WHAT NEEDS TO BE DONE — All lines holding the string "this" are to be shown.
+ + + + +
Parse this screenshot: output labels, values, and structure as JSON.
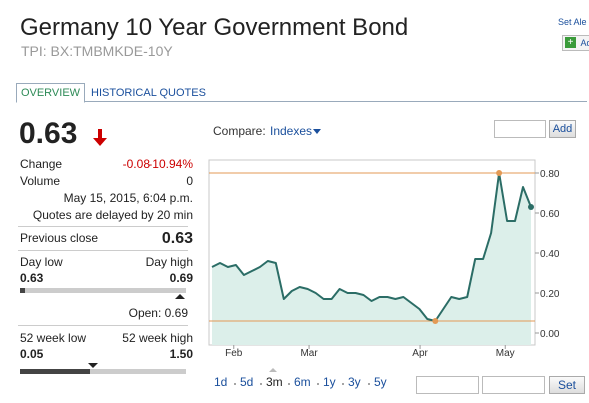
{
  "header": {
    "title": "Germany 10 Year Government Bond",
    "subtitle": "TPI: BX:TMBMKDE-10Y",
    "alert_link": "Set Ale",
    "add_button": "Ad"
  },
  "tabs": [
    "OVERVIEW",
    "HISTORICAL QUOTES"
  ],
  "quote": {
    "price": "0.63",
    "change_label": "Change",
    "change": "-0.08",
    "change_pct": "-10.94%",
    "volume_label": "Volume",
    "volume": "0",
    "timestamp": "May 15, 2015, 6:04 p.m.",
    "delay_note": "Quotes are delayed by 20 min",
    "previous_close_label": "Previous close",
    "previous_close": "0.63",
    "day_low_label": "Day low",
    "day_high_label": "Day high",
    "day_low": "0.63",
    "day_high": "0.69",
    "open": "Open: 0.69",
    "week52_low_label": "52 week low",
    "week52_high_label": "52 week high",
    "week52_low": "0.05",
    "week52_high": "1.50"
  },
  "compare": {
    "label": "Compare:",
    "selector": "Indexes",
    "add_button": "Add"
  },
  "ranges": [
    "1d",
    "5d",
    "3m",
    "6m",
    "1y",
    "3y",
    "5y"
  ],
  "set_button": "Set",
  "chart_data": {
    "type": "line",
    "color": "#2b6d66",
    "fill": "#dcefea",
    "values": [
      0.33,
      0.35,
      0.33,
      0.34,
      0.29,
      0.31,
      0.33,
      0.36,
      0.35,
      0.17,
      0.21,
      0.23,
      0.22,
      0.2,
      0.17,
      0.17,
      0.22,
      0.2,
      0.2,
      0.19,
      0.16,
      0.18,
      0.18,
      0.17,
      0.18,
      0.15,
      0.12,
      0.07,
      0.06,
      0.12,
      0.18,
      0.17,
      0.18,
      0.37,
      0.37,
      0.5,
      0.8,
      0.56,
      0.56,
      0.73,
      0.63
    ],
    "xlim": [
      0,
      40
    ],
    "xticks": [
      {
        "value": 2.73,
        "label": "Feb"
      },
      {
        "value": 12.17,
        "label": "Mar"
      },
      {
        "value": 26.09,
        "label": "Apr"
      },
      {
        "value": 36.77,
        "label": "May"
      }
    ],
    "ylim": [
      -0.06,
      0.865
    ],
    "yticks": [
      {
        "value": 0,
        "label": "0.00"
      },
      {
        "value": 0.2,
        "label": "0.20"
      },
      {
        "value": 0.4,
        "label": "0.40"
      },
      {
        "value": 0.6,
        "label": "0.60"
      },
      {
        "value": 0.8,
        "label": "0.80"
      }
    ],
    "reference_lines": [
      0.8,
      0.06
    ],
    "reference_color": "#e39a55"
  }
}
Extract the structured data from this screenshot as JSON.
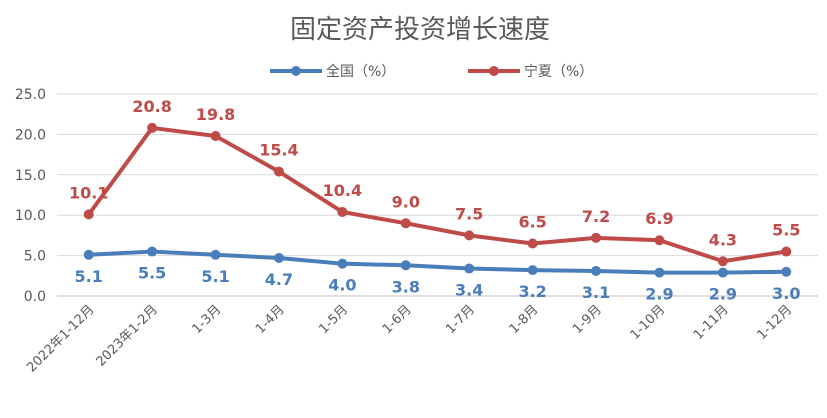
+ + + + +
OUTPUT BELOW —
Parse this screenshot: output labels, values, and structure as JSON.
Extract the structured data from this screenshot as JSON.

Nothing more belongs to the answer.